# [RECORDED DATA]
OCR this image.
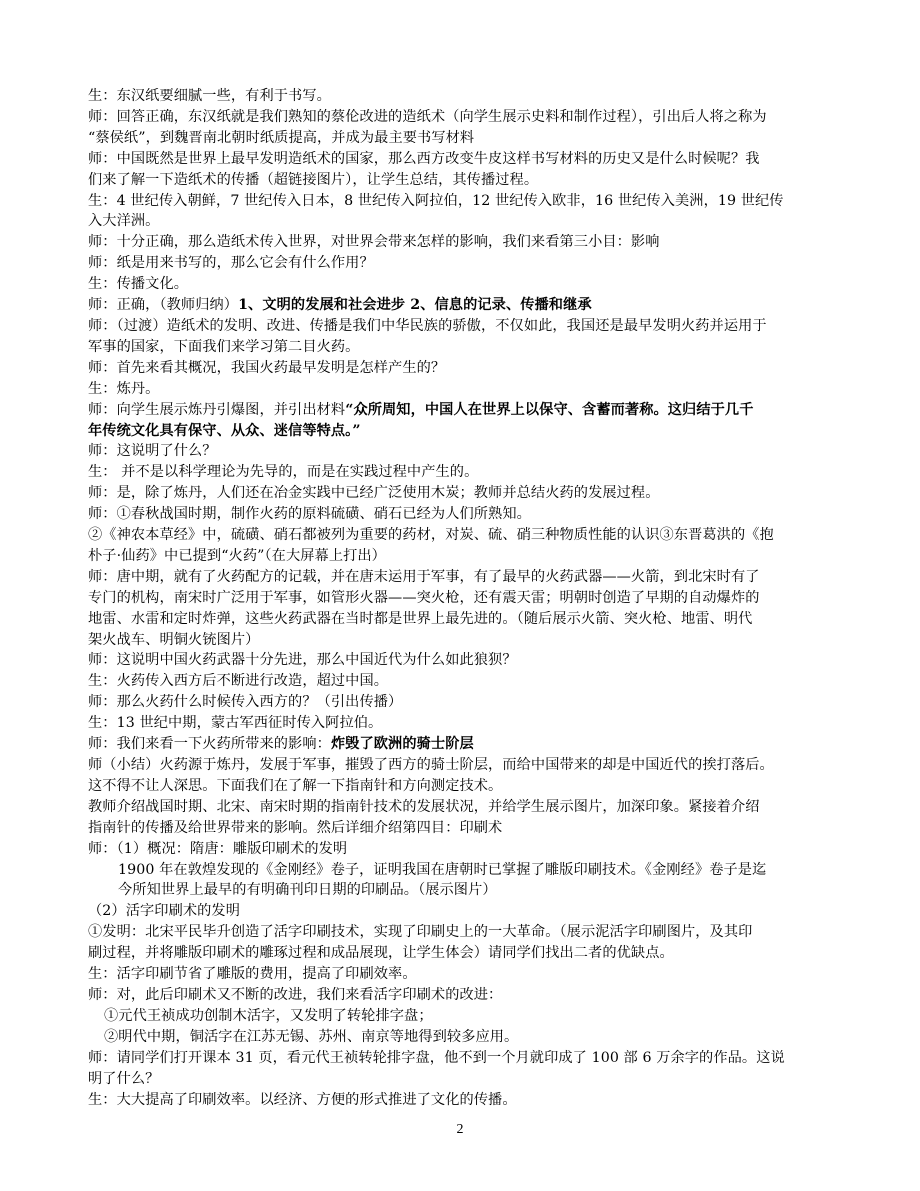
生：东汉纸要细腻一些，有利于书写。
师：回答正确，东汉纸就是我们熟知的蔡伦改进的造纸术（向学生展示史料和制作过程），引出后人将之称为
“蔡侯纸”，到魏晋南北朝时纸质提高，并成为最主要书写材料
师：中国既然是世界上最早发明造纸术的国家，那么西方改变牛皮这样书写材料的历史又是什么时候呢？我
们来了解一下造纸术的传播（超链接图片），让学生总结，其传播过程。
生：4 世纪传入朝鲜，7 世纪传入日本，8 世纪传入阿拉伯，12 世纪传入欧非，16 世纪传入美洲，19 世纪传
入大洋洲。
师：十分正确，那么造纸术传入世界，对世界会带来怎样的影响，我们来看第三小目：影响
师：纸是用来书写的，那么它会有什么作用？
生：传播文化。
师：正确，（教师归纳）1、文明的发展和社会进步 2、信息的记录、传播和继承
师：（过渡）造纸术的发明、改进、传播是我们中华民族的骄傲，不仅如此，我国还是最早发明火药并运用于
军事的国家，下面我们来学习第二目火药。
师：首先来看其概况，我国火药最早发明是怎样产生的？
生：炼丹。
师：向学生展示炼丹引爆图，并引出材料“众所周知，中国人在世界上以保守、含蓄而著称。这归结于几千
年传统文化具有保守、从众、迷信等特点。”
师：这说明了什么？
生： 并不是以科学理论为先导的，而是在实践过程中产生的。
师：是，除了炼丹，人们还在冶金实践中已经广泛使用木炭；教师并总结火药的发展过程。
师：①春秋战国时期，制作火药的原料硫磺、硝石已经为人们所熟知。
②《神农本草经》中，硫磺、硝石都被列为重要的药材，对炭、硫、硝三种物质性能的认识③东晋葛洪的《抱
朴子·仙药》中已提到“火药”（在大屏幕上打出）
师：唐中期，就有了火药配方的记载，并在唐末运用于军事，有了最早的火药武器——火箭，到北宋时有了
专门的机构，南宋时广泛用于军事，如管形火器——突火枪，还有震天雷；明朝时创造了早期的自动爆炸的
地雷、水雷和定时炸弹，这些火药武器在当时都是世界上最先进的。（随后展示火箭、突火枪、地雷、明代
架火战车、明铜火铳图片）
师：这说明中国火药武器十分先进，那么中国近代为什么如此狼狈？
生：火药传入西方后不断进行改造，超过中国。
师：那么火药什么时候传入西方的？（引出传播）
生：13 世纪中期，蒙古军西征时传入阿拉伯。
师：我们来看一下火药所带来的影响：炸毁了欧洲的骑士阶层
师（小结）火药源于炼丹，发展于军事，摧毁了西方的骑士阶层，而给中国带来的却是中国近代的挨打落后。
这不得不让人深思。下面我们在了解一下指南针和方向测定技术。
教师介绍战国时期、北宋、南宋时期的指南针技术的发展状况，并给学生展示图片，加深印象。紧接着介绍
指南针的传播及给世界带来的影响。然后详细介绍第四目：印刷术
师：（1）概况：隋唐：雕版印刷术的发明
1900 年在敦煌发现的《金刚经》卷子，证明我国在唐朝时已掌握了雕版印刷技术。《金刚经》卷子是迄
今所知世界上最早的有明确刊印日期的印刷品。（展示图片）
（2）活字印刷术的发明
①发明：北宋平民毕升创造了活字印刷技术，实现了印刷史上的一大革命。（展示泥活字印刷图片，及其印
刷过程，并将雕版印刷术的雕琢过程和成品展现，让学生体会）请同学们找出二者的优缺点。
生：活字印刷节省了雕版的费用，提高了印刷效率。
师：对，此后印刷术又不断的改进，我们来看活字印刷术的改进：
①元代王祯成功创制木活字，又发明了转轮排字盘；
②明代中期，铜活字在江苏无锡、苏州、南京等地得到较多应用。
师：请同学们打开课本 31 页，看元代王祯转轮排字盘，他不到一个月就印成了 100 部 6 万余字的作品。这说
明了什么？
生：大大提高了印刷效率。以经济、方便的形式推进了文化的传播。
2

# [INSTRUCTIONS TO FOLLOW]
Restate the whole of the material word for word without the pictures.

# [SOLUTION TO THIS PROBLEM]
OCR this image.
生：东汉纸要细腻一些，有利于书写。
师：回答正确，东汉纸就是我们熟知的蔡伦改进的造纸术（向学生展示史料和制作过程），引出后人将之称为
“蔡侯纸”，到魏晋南北朝时纸质提高，并成为最主要书写材料
师：中国既然是世界上最早发明造纸术的国家，那么西方改变牛皮这样书写材料的历史又是什么时候呢？我
们来了解一下造纸术的传播（超链接图片），让学生总结，其传播过程。
生：4 世纪传入朝鲜，7 世纪传入日本，8 世纪传入阿拉伯，12 世纪传入欧非，16 世纪传入美洲，19 世纪传
入大洋洲。
师：十分正确，那么造纸术传入世界，对世界会带来怎样的影响，我们来看第三小目：影响
师：纸是用来书写的，那么它会有什么作用？
生：传播文化。
师：正确，（教师归纳）1、文明的发展和社会进步 2、信息的记录、传播和继承
师：（过渡）造纸术的发明、改进、传播是我们中华民族的骄傲，不仅如此，我国还是最早发明火药并运用于
军事的国家，下面我们来学习第二目火药。
师：首先来看其概况，我国火药最早发明是怎样产生的？
生：炼丹。
师：向学生展示炼丹引爆图，并引出材料“众所周知，中国人在世界上以保守、含蓄而著称。这归结于几千
年传统文化具有保守、从众、迷信等特点。”
师：这说明了什么？
生： 并不是以科学理论为先导的，而是在实践过程中产生的。
师：是，除了炼丹，人们还在冶金实践中已经广泛使用木炭；教师并总结火药的发展过程。
师：①春秋战国时期，制作火药的原料硫磺、硝石已经为人们所熟知。
②《神农本草经》中，硫磺、硝石都被列为重要的药材，对炭、硫、硝三种物质性能的认识③东晋葛洪的《抱
朴子·仙药》中已提到“火药”（在大屏幕上打出）
师：唐中期，就有了火药配方的记载，并在唐末运用于军事，有了最早的火药武器——火箭，到北宋时有了
专门的机构，南宋时广泛用于军事，如管形火器——突火枪，还有震天雷；明朝时创造了早期的自动爆炸的
地雷、水雷和定时炸弹，这些火药武器在当时都是世界上最先进的。（随后展示火箭、突火枪、地雷、明代
架火战车、明铜火铳图片）
师：这说明中国火药武器十分先进，那么中国近代为什么如此狼狈？
生：火药传入西方后不断进行改造，超过中国。
师：那么火药什么时候传入西方的？（引出传播）
生：13 世纪中期，蒙古军西征时传入阿拉伯。
师：我们来看一下火药所带来的影响：炸毁了欧洲的骑士阶层
师（小结）火药源于炼丹，发展于军事，摧毁了西方的骑士阶层，而给中国带来的却是中国近代的挨打落后。
这不得不让人深思。下面我们在了解一下指南针和方向测定技术。
教师介绍战国时期、北宋、南宋时期的指南针技术的发展状况，并给学生展示图片，加深印象。紧接着介绍
指南针的传播及给世界带来的影响。然后详细介绍第四目：印刷术
师：（1）概况：隋唐：雕版印刷术的发明
1900 年在敦煌发现的《金刚经》卷子，证明我国在唐朝时已掌握了雕版印刷技术。《金刚经》卷子是迄
今所知世界上最早的有明确刊印日期的印刷品。（展示图片）
（2）活字印刷术的发明
①发明：北宋平民毕升创造了活字印刷技术，实现了印刷史上的一大革命。（展示泥活字印刷图片，及其印
刷过程，并将雕版印刷术的雕琢过程和成品展现，让学生体会）请同学们找出二者的优缺点。
生：活字印刷节省了雕版的费用，提高了印刷效率。
师：对，此后印刷术又不断的改进，我们来看活字印刷术的改进：
①元代王祯成功创制木活字，又发明了转轮排字盘；
②明代中期，铜活字在江苏无锡、苏州、南京等地得到较多应用。
师：请同学们打开课本 31 页，看元代王祯转轮排字盘，他不到一个月就印成了 100 部 6 万余字的作品。这说
明了什么？
生：大大提高了印刷效率。以经济、方便的形式推进了文化的传播。
2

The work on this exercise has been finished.